## INPUT FOR THIS TASK
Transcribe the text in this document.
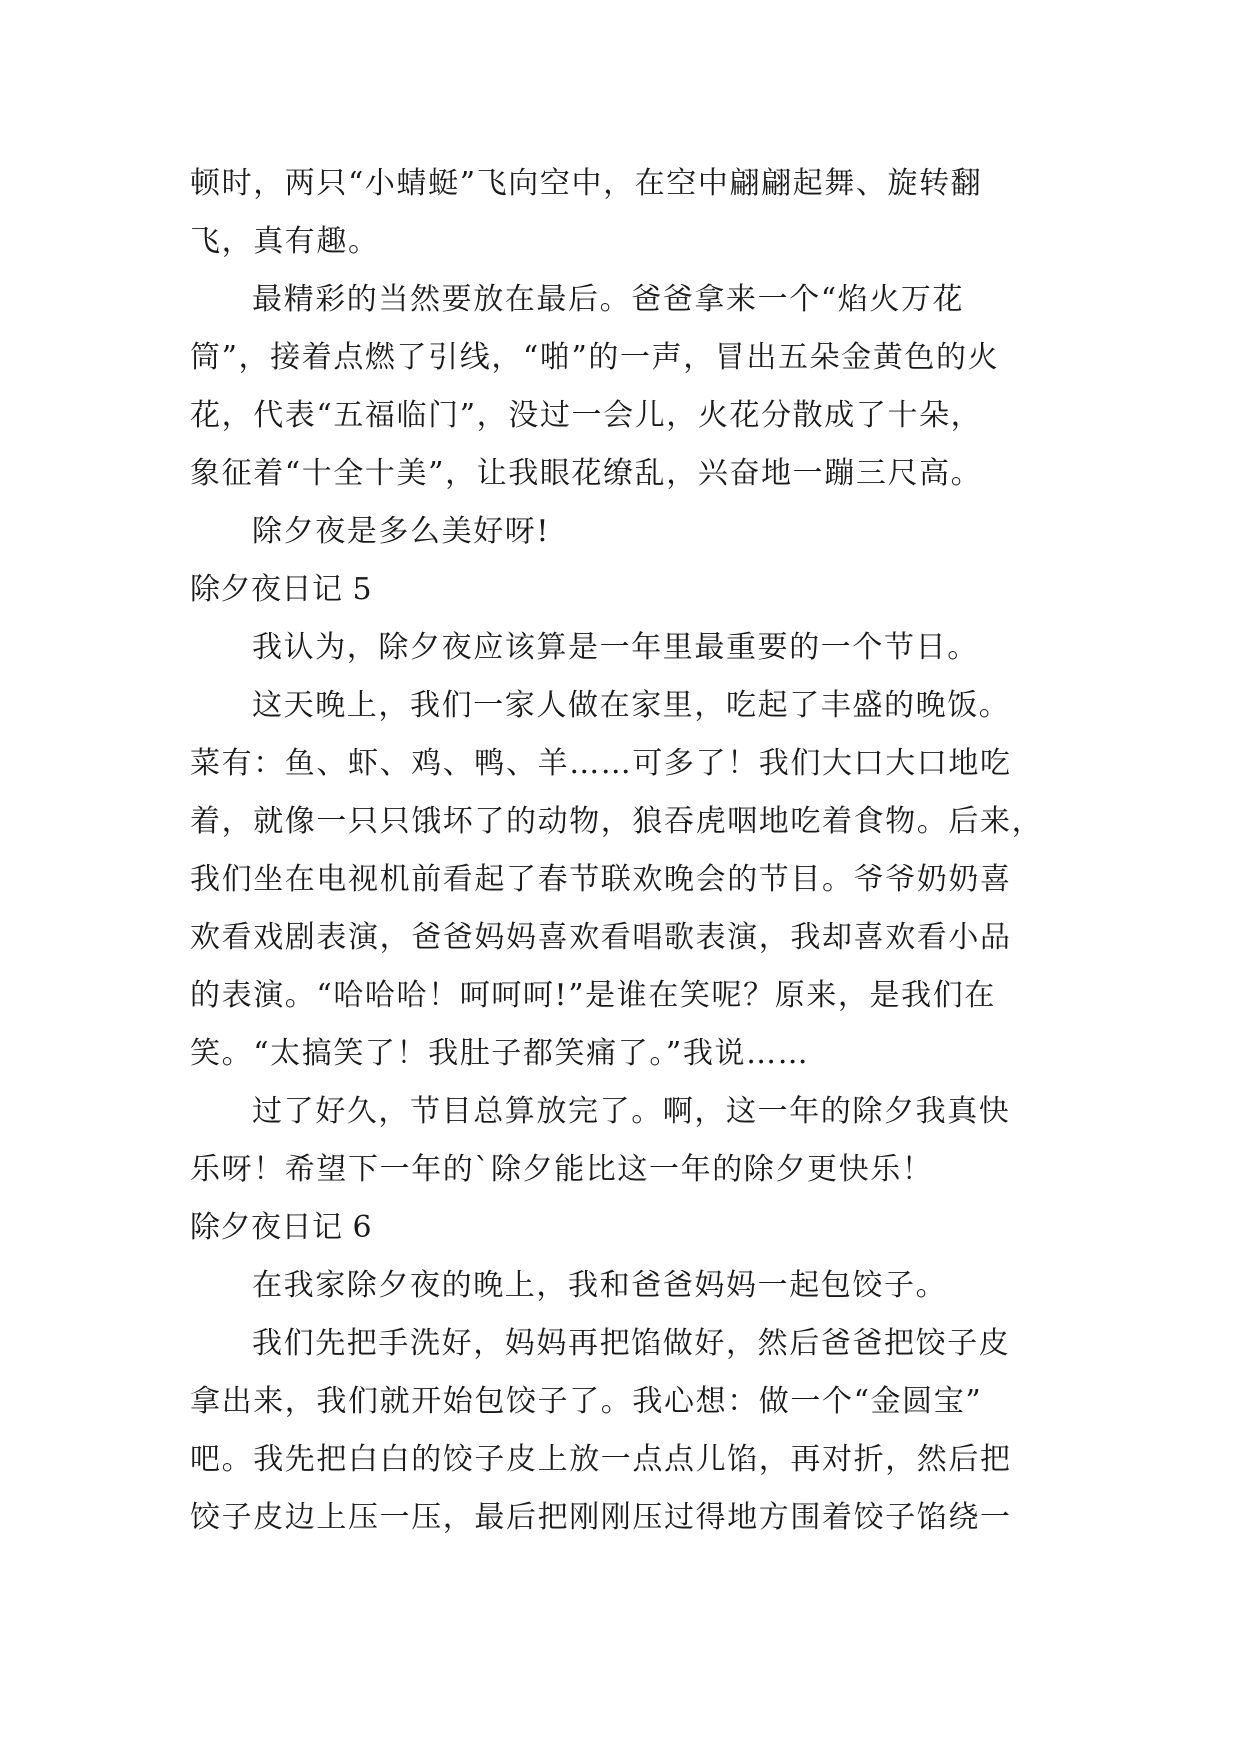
顿时，两只“小蜻蜓”飞向空中，在空中翩翩起舞、旋转翻
飞，真有趣。
最精彩的当然要放在最后。爸爸拿来一个“焰火万花
筒”，接着点燃了引线，“啪”的一声，冒出五朵金黄色的火
花，代表“五福临门”，没过一会儿，火花分散成了十朵，
象征着“十全十美”，让我眼花缭乱，兴奋地一蹦三尺高。
除夕夜是多么美好呀!
除夕夜日记 5
我认为，除夕夜应该算是一年里最重要的一个节日。
这天晚上，我们一家人做在家里，吃起了丰盛的晚饭。
菜有：鱼、虾、鸡、鸭、羊……可多了！我们大口大口地吃
着，就像一只只饿坏了的动物，狼吞虎咽地吃着食物。后来，
我们坐在电视机前看起了春节联欢晚会的节目。爷爷奶奶喜
欢看戏剧表演，爸爸妈妈喜欢看唱歌表演，我却喜欢看小品
的表演。“哈哈哈！呵呵呵!”是谁在笑呢？原来，是我们在
笑。“太搞笑了！我肚子都笑痛了。”我说……
过了好久，节目总算放完了。啊，这一年的除夕我真快
乐呀！希望下一年的`除夕能比这一年的除夕更快乐！
除夕夜日记 6
在我家除夕夜的晚上，我和爸爸妈妈一起包饺子。
我们先把手洗好，妈妈再把馅做好，然后爸爸把饺子皮
拿出来，我们就开始包饺子了。我心想：做一个“金圆宝”
吧。我先把白白的饺子皮上放一点点儿馅，再对折，然后把
饺子皮边上压一压，最后把刚刚压过得地方围着饺子馅绕一
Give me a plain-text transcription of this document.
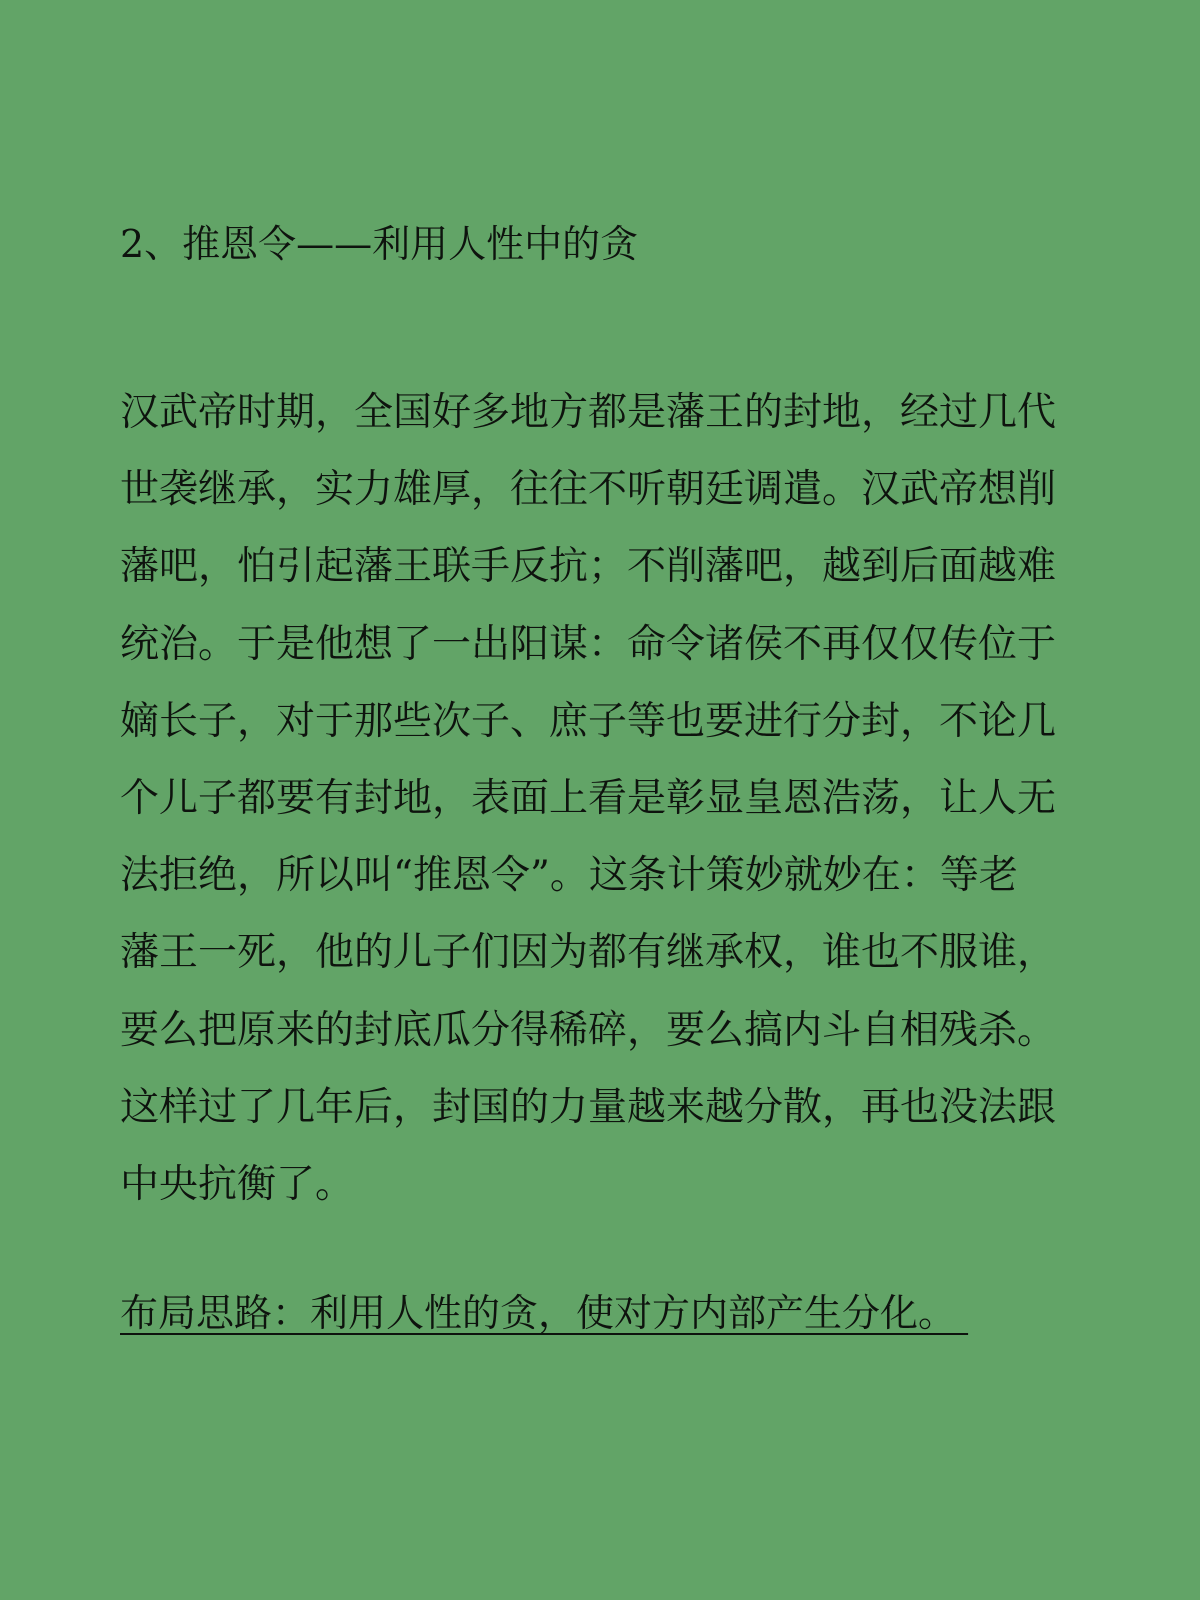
2、推恩令——利用人性中的贪
汉武帝时期，全国好多地方都是藩王的封地，经过几代
世袭继承，实力雄厚，往往不听朝廷调遣。汉武帝想削
藩吧，怕引起藩王联手反抗；不削藩吧，越到后面越难
统治。于是他想了一出阳谋：命令诸侯不再仅仅传位于
嫡长子，对于那些次子、庶子等也要进行分封，不论几
个儿子都要有封地，表面上看是彰显皇恩浩荡，让人无
法拒绝，所以叫“推恩令”。这条计策妙就妙在：等老
藩王一死，他的儿子们因为都有继承权，谁也不服谁，
要么把原来的封底瓜分得稀碎，要么搞内斗自相残杀。
这样过了几年后，封国的力量越来越分散，再也没法跟
中央抗衡了。
布局思路：利用人性的贪，使对方内部产生分化。
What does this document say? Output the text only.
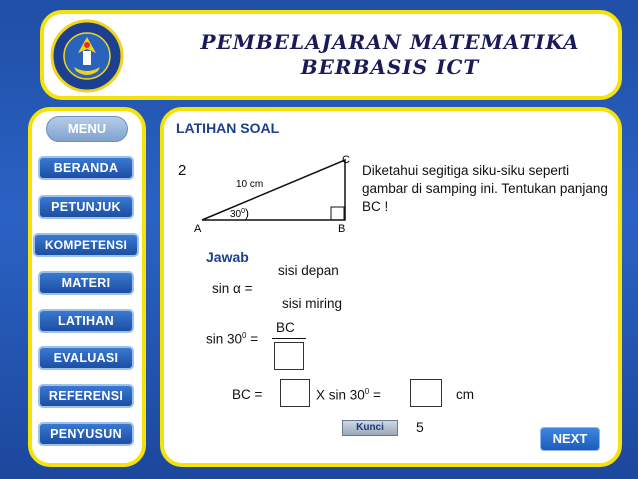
PEMBELAJARAN MATEMATIKA
BERBASIS ICT
MENU
BERANDA
PETUNJUK
KOMPETENSI
MATERI
LATIHAN
EVALUASI
REFERENSI
PENYUSUN
LATIHAN SOAL
2
A	B
C
10 cm
$30^0$)
Diketahui segitiga siku-siku seperti gambar di samping ini. Tentukan panjang BC !
Jawab
sisi depan
sin α =
sisi miring
BC
$\sin 30^0$ =
BC =	X $\sin 30^0$ =	cm
Kunci	5
NEXT
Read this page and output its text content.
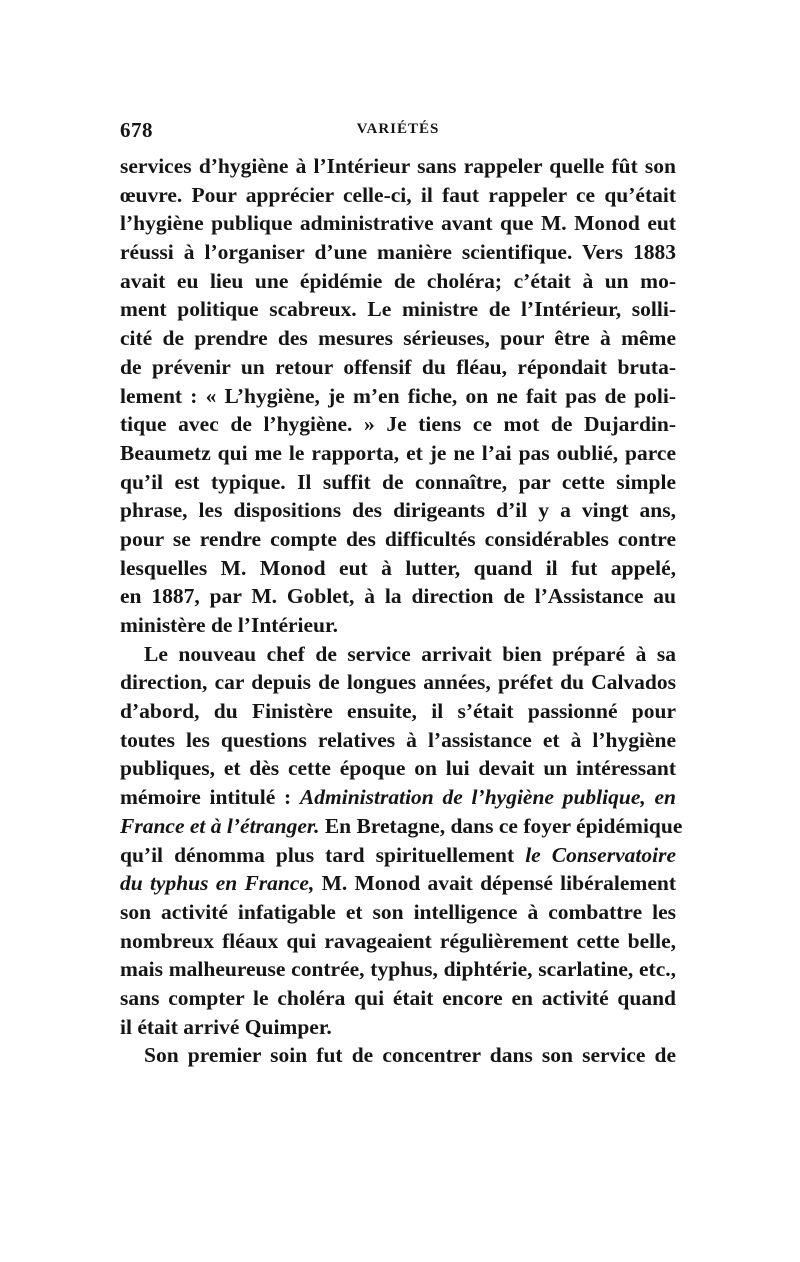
678	VARIÉTÉS
services d’hygiène à l’Intérieur sans rappeler quelle fût son
œuvre. Pour apprécier celle-ci, il faut rappeler ce qu’était
l’hygiène publique administrative avant que M. Monod eut
réussi à l’organiser d’une manière scientifique. Vers 1883
avait eu lieu une épidémie de choléra; c’était à un mo-
ment politique scabreux. Le ministre de l’Intérieur, solli-
cité de prendre des mesures sérieuses, pour être à même
de prévenir un retour offensif du fléau, répondait bruta-
lement : « L’hygiène, je m’en fiche, on ne fait pas de poli-
tique avec de l’hygiène. » Je tiens ce mot de Dujardin-
Beaumetz qui me le rapporta, et je ne l’ai pas oublié, parce
qu’il est typique. Il suffit de connaître, par cette simple
phrase, les dispositions des dirigeants d’il y a vingt ans,
pour se rendre compte des difficultés considérables contre
lesquelles M. Monod eut à lutter, quand il fut appelé,
en 1887, par M. Goblet, à la direction de l’Assistance au
ministère de l’Intérieur.
Le nouveau chef de service arrivait bien préparé à sa
direction, car depuis de longues années, préfet du Calvados
d’abord, du Finistère ensuite, il s’était passionné pour
toutes les questions relatives à l’assistance et à l’hygiène
publiques, et dès cette époque on lui devait un intéressant
mémoire intitulé : Administration de l’hygiène publique, en
France et à l’étranger. En Bretagne, dans ce foyer épidémique
qu’il dénomma plus tard spirituellement le Conservatoire
du typhus en France, M. Monod avait dépensé libéralement
son activité infatigable et son intelligence à combattre les
nombreux fléaux qui ravageaient régulièrement cette belle,
mais malheureuse contrée, typhus, diphtérie, scarlatine, etc.,
sans compter le choléra qui était encore en activité quand
il était arrivé Quimper.
Son premier soin fut de concentrer dans son service de
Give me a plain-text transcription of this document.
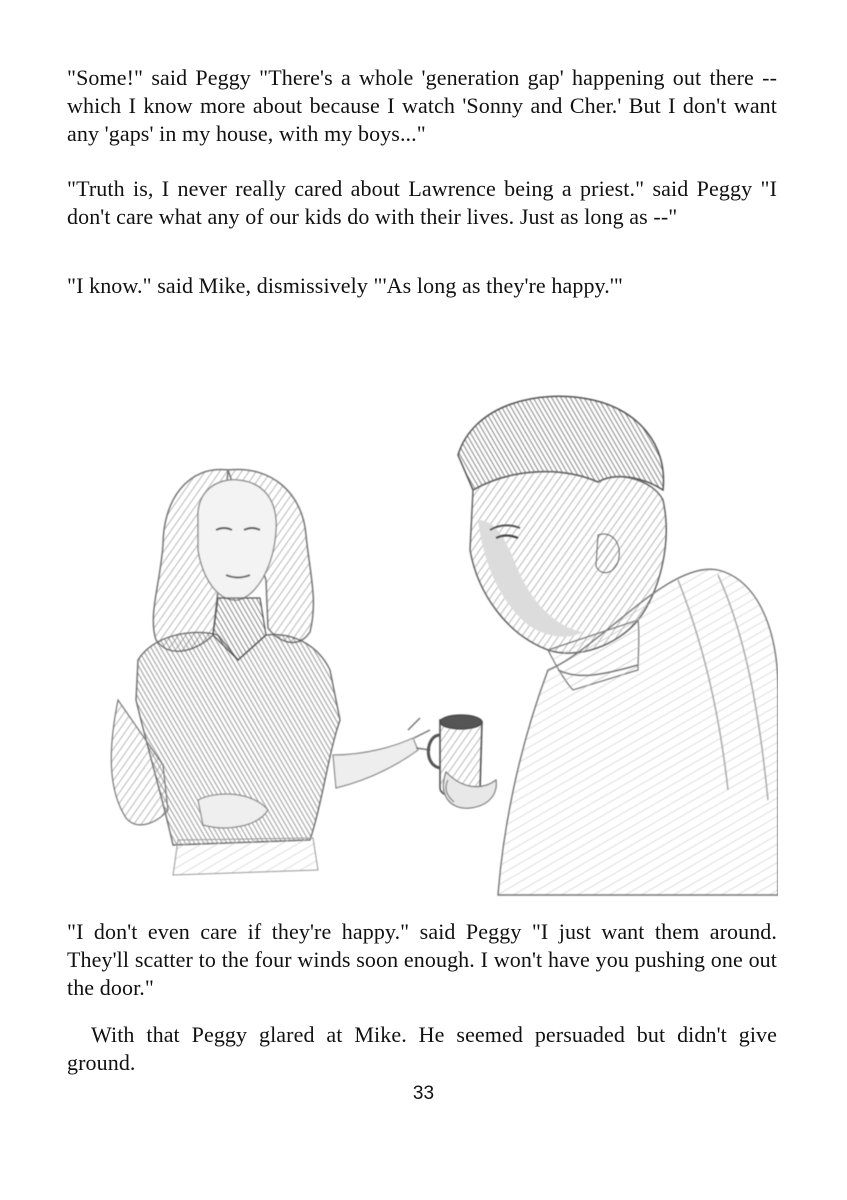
"Some!" said Peggy "There's a whole 'generation gap' happening out there -- which I know more about because I watch 'Sonny and Cher.' But I don't want any 'gaps' in my house, with my boys..."

"Truth is, I never really cared about Lawrence being a priest." said Peggy "I don't care what any of our kids do with their lives. Just as long as --"

"I know." said Mike, dismissively "'As long as they're happy.'"

"I don't even care if they're happy." said Peggy "I just want them around. They'll scatter to the four winds soon enough. I won't have you pushing one out the door."

With that Peggy glared at Mike. He seemed persuaded but didn't give ground.

33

## THE EXERCISE
Copy the material above in full and exactly, skipping pictures.

## TASK SOLUTION
Transcribe the text in this document.
顿时，两只“小蜻蜓”飞向空中，在空中翩翩起舞、旋转翻
飞，真有趣。
最精彩的当然要放在最后。爸爸拿来一个“焰火万花
筒”，接着点燃了引线，“啪”的一声，冒出五朵金黄色的火
花，代表“五福临门”，没过一会儿，火花分散成了十朵，
象征着“十全十美”，让我眼花缭乱，兴奋地一蹦三尺高。
除夕夜是多么美好呀!
除夕夜日记 5
我认为，除夕夜应该算是一年里最重要的一个节日。
这天晚上，我们一家人做在家里，吃起了丰盛的晚饭。
菜有：鱼、虾、鸡、鸭、羊……可多了！我们大口大口地吃
着，就像一只只饿坏了的动物，狼吞虎咽地吃着食物。后来，
我们坐在电视机前看起了春节联欢晚会的节目。爷爷奶奶喜
欢看戏剧表演，爸爸妈妈喜欢看唱歌表演，我却喜欢看小品
的表演。“哈哈哈！呵呵呵!”是谁在笑呢？原来，是我们在
笑。“太搞笑了！我肚子都笑痛了。”我说……
过了好久，节目总算放完了。啊，这一年的除夕我真快
乐呀！希望下一年的`除夕能比这一年的除夕更快乐！
除夕夜日记 6
在我家除夕夜的晚上，我和爸爸妈妈一起包饺子。
我们先把手洗好，妈妈再把馅做好，然后爸爸把饺子皮
拿出来，我们就开始包饺子了。我心想：做一个“金圆宝”
吧。我先把白白的饺子皮上放一点点儿馅，再对折，然后把
饺子皮边上压一压，最后把刚刚压过得地方围着饺子馅绕一
Give me a plain-text transcription of this document.
2、推恩令——利用人性中的贪
汉武帝时期，全国好多地方都是藩王的封地，经过几代
世袭继承，实力雄厚，往往不听朝廷调遣。汉武帝想削
藩吧，怕引起藩王联手反抗；不削藩吧，越到后面越难
统治。于是他想了一出阳谋：命令诸侯不再仅仅传位于
嫡长子，对于那些次子、庶子等也要进行分封，不论几
个儿子都要有封地，表面上看是彰显皇恩浩荡，让人无
法拒绝，所以叫“推恩令”。这条计策妙就妙在：等老
藩王一死，他的儿子们因为都有继承权，谁也不服谁，
要么把原来的封底瓜分得稀碎，要么搞内斗自相残杀。
这样过了几年后，封国的力量越来越分散，再也没法跟
中央抗衡了。
布局思路：利用人性的贪，使对方内部产生分化。
What does this document say? Output the text only.
PEMBELAJARAN MATEMATIKA
BERBASIS ICT
MENU
BERANDA
PETUNJUK
KOMPETENSI
MATERI
LATIHAN
EVALUASI
REFERENSI
PENYUSUN
LATIHAN SOAL
2
A	B
C
10 cm
$30^0$)
Diketahui segitiga siku-siku seperti gambar di samping ini. Tentukan panjang BC !
Jawab
sisi depan
sin α =
sisi miring
BC
$\sin 30^0$ =
BC =	X $\sin 30^0$ =	cm
Kunci	5
NEXT
Read this page and output its text content.
678	VARIÉTÉS
services d’hygiène à l’Intérieur sans rappeler quelle fût son
œuvre. Pour apprécier celle-ci, il faut rappeler ce qu’était
l’hygiène publique administrative avant que M. Monod eut
réussi à l’organiser d’une manière scientifique. Vers 1883
avait eu lieu une épidémie de choléra; c’était à un mo-
ment politique scabreux. Le ministre de l’Intérieur, solli-
cité de prendre des mesures sérieuses, pour être à même
de prévenir un retour offensif du fléau, répondait bruta-
lement : « L’hygiène, je m’en fiche, on ne fait pas de poli-
tique avec de l’hygiène. » Je tiens ce mot de Dujardin-
Beaumetz qui me le rapporta, et je ne l’ai pas oublié, parce
qu’il est typique. Il suffit de connaître, par cette simple
phrase, les dispositions des dirigeants d’il y a vingt ans,
pour se rendre compte des difficultés considérables contre
lesquelles M. Monod eut à lutter, quand il fut appelé,
en 1887, par M. Goblet, à la direction de l’Assistance au
ministère de l’Intérieur.
Le nouveau chef de service arrivait bien préparé à sa
direction, car depuis de longues années, préfet du Calvados
d’abord, du Finistère ensuite, il s’était passionné pour
toutes les questions relatives à l’assistance et à l’hygiène
publiques, et dès cette époque on lui devait un intéressant
mémoire intitulé : Administration de l’hygiène publique, en
France et à l’étranger. En Bretagne, dans ce foyer épidémique
qu’il dénomma plus tard spirituellement le Conservatoire
du typhus en France, M. Monod avait dépensé libéralement
son activité infatigable et son intelligence à combattre les
nombreux fléaux qui ravageaient régulièrement cette belle,
mais malheureuse contrée, typhus, diphtérie, scarlatine, etc.,
sans compter le choléra qui était encore en activité quand
il était arrivé Quimper.
Son premier soin fut de concentrer dans son service de
Give me a plain-text transcription of this document.
"Some!" said Peggy "There's a whole 'generation gap' happening out there -- which I know more about because I watch 'Sonny and Cher.' But I don't want any 'gaps' in my house, with my boys..."

"Truth is, I never really cared about Lawrence being a priest." said Peggy "I don't care what any of our kids do with their lives. Just as long as --"

"I know." said Mike, dismissively "'As long as they're happy.'"

"I don't even care if they're happy." said Peggy "I just want them around. They'll scatter to the four winds soon enough. I won't have you pushing one out the door."

With that Peggy glared at Mike. He seemed persuaded but didn't give ground.

33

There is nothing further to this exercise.